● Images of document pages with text
☆ ☆ ☆ ☆ ☆ ☆ ☆

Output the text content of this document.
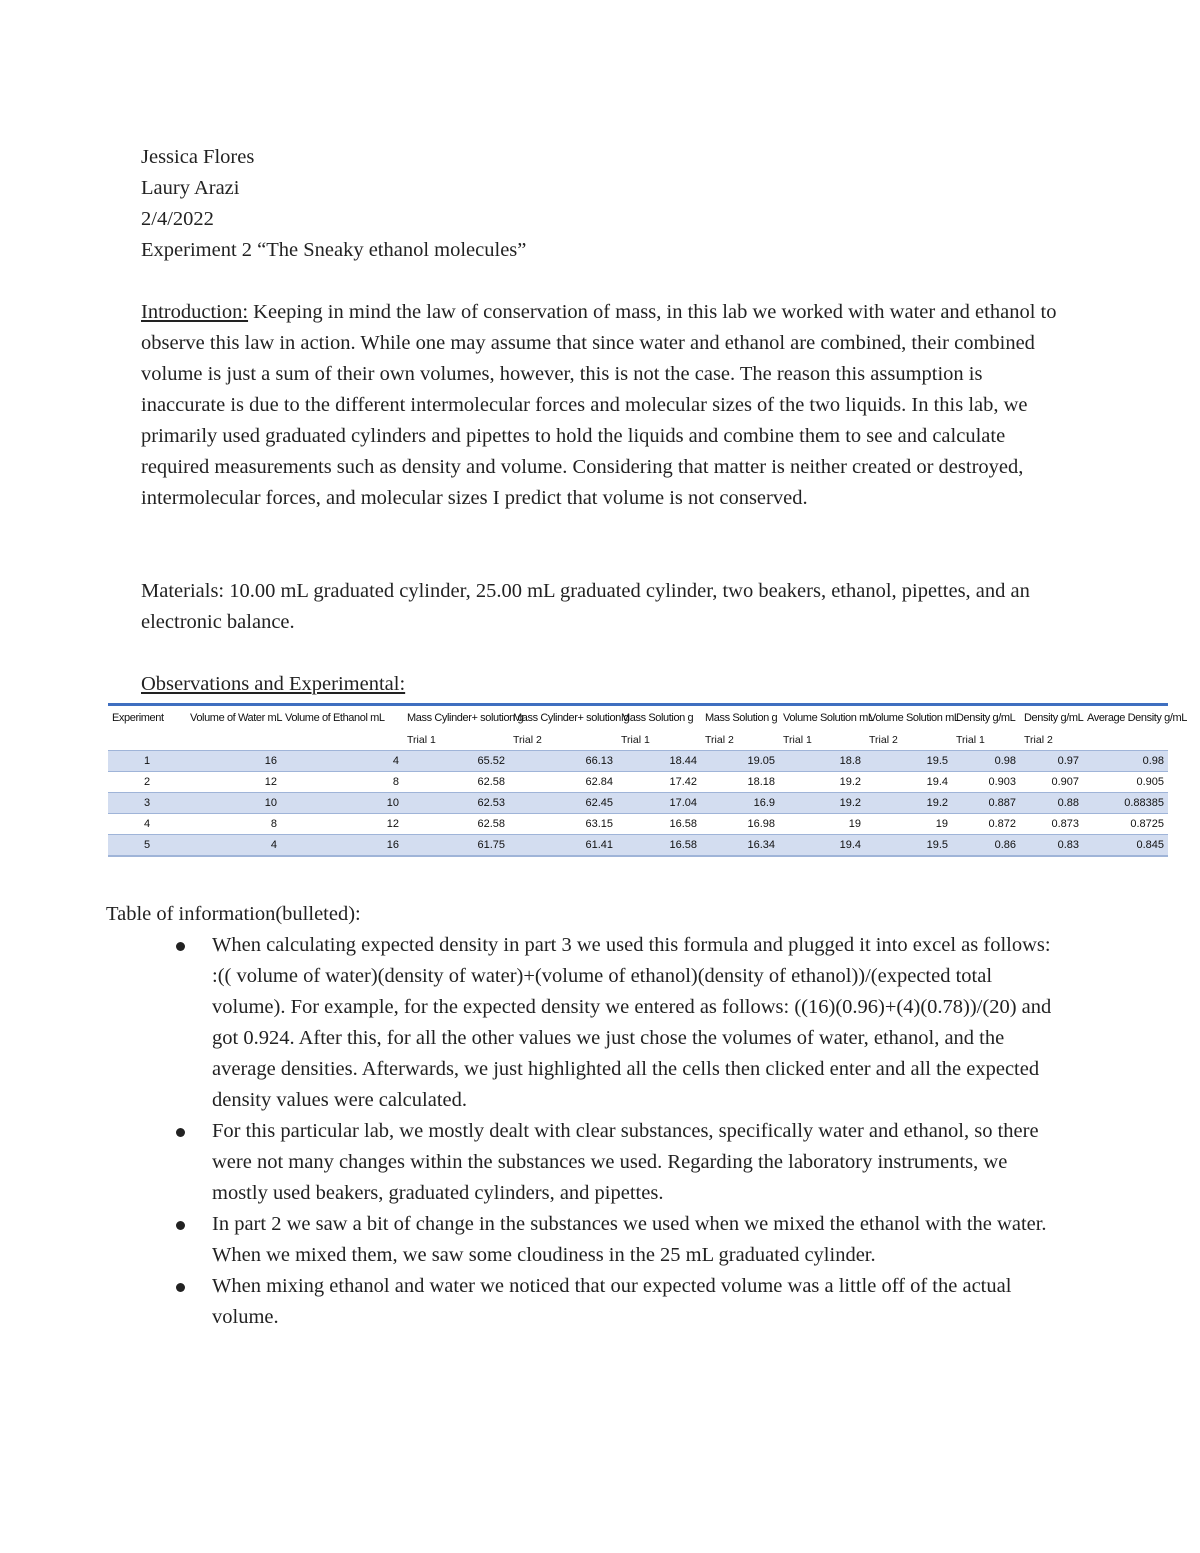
Jessica Flores
Laury Arazi
2/4/2022
Experiment 2 “The Sneaky ethanol molecules”
Introduction: Keeping in mind the law of conservation of mass, in this lab we worked with water and ethanol to observe this law in action. While one may assume that since water and ethanol are combined, their combined volume is just a sum of their own volumes, however, this is not the case. The reason this assumption is inaccurate is due to the different intermolecular forces and molecular sizes of the two liquids. In this lab, we primarily used graduated cylinders and pipettes to hold the liquids and combine them to see and calculate required measurements such as density and volume. Considering that matter is neither created or destroyed, intermolecular forces, and molecular sizes I predict that volume is not conserved.
Materials: 10.00 mL graduated cylinder, 25.00 mL graduated cylinder, two beakers, ethanol, pipettes, and an electronic balance.
Observations and Experimental:
Experiment	Volume of Water mL	Volume of Ethanol mL	Mass Cylinder+ solution g	Mass Cylinder+ solution g	Mass Solution g	Mass Solution g	Volume Solution mL	Volume Solution mL	Density g/mL	Density g/mL	Average Density g/mL
			Trial 1	Trial 2	Trial 1	Trial 2	Trial 1	Trial 2	Trial 1	Trial 2	
1	16	4	65.52	66.13	18.44	19.05	18.8	19.5	0.98	0.97	0.98
2	12	8	62.58	62.84	17.42	18.18	19.2	19.4	0.903	0.907	0.905
3	10	10	62.53	62.45	17.04	16.9	19.2	19.2	0.887	0.88	0.88385
4	8	12	62.58	63.15	16.58	16.98	19	19	0.872	0.873	0.8725
5	4	16	61.75	61.41	16.58	16.34	19.4	19.5	0.86	0.83	0.845
Table of information(bulleted):
When calculating expected density in part 3 we used this formula and plugged it into excel as follows: :(( volume of water)(density of water)+(volume of ethanol)(density of ethanol))/(expected total volume). For example, for the expected density we entered as follows: ((16)(0.96)+(4)(0.78))/(20) and got 0.924. After this, for all the other values we just chose the volumes of water, ethanol, and the average densities. Afterwards, we just highlighted all the cells then clicked enter and all the expected density values were calculated.
For this particular lab, we mostly dealt with clear substances, specifically water and ethanol, so there were not many changes within the substances we used. Regarding the laboratory instruments, we mostly used beakers, graduated cylinders, and pipettes.
In part 2 we saw a bit of change in the substances we used when we mixed the ethanol with the water. When we mixed them, we saw some cloudiness in the 25 mL graduated cylinder.
When mixing ethanol and water we noticed that our expected volume was a little off of the actual volume.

☆ ☆ ☆ ☆ ☆ ☆ ☆

Without the pictures, repeat every record above exactly as written.

● TASK ANSWER
Output the text content of this document.
Jessica Flores
Laury Arazi
2/4/2022
Experiment 2 “The Sneaky ethanol molecules”
Introduction: Keeping in mind the law of conservation of mass, in this lab we worked with water and ethanol to observe this law in action. While one may assume that since water and ethanol are combined, their combined volume is just a sum of their own volumes, however, this is not the case. The reason this assumption is inaccurate is due to the different intermolecular forces and molecular sizes of the two liquids. In this lab, we primarily used graduated cylinders and pipettes to hold the liquids and combine them to see and calculate required measurements such as density and volume. Considering that matter is neither created or destroyed, intermolecular forces, and molecular sizes I predict that volume is not conserved.
Materials: 10.00 mL graduated cylinder, 25.00 mL graduated cylinder, two beakers, ethanol, pipettes, and an electronic balance.
Observations and Experimental:
Experiment	Volume of Water mL	Volume of Ethanol mL	Mass Cylinder+ solution g	Mass Cylinder+ solution g	Mass Solution g	Mass Solution g	Volume Solution mL	Volume Solution mL	Density g/mL	Density g/mL	Average Density g/mL
			Trial 1	Trial 2	Trial 1	Trial 2	Trial 1	Trial 2	Trial 1	Trial 2	
1	16	4	65.52	66.13	18.44	19.05	18.8	19.5	0.98	0.97	0.98
2	12	8	62.58	62.84	17.42	18.18	19.2	19.4	0.903	0.907	0.905
3	10	10	62.53	62.45	17.04	16.9	19.2	19.2	0.887	0.88	0.88385
4	8	12	62.58	63.15	16.58	16.98	19	19	0.872	0.873	0.8725
5	4	16	61.75	61.41	16.58	16.34	19.4	19.5	0.86	0.83	0.845
Table of information(bulleted):
When calculating expected density in part 3 we used this formula and plugged it into excel as follows: :(( volume of water)(density of water)+(volume of ethanol)(density of ethanol))/(expected total volume). For example, for the expected density we entered as follows: ((16)(0.96)+(4)(0.78))/(20) and got 0.924. After this, for all the other values we just chose the volumes of water, ethanol, and the average densities. Afterwards, we just highlighted all the cells then clicked enter and all the expected density values were calculated.
For this particular lab, we mostly dealt with clear substances, specifically water and ethanol, so there were not many changes within the substances we used. Regarding the laboratory instruments, we mostly used beakers, graduated cylinders, and pipettes.
In part 2 we saw a bit of change in the substances we used when we mixed the ethanol with the water. When we mixed them, we saw some cloudiness in the 25 mL graduated cylinder.
When mixing ethanol and water we noticed that our expected volume was a little off of the actual volume.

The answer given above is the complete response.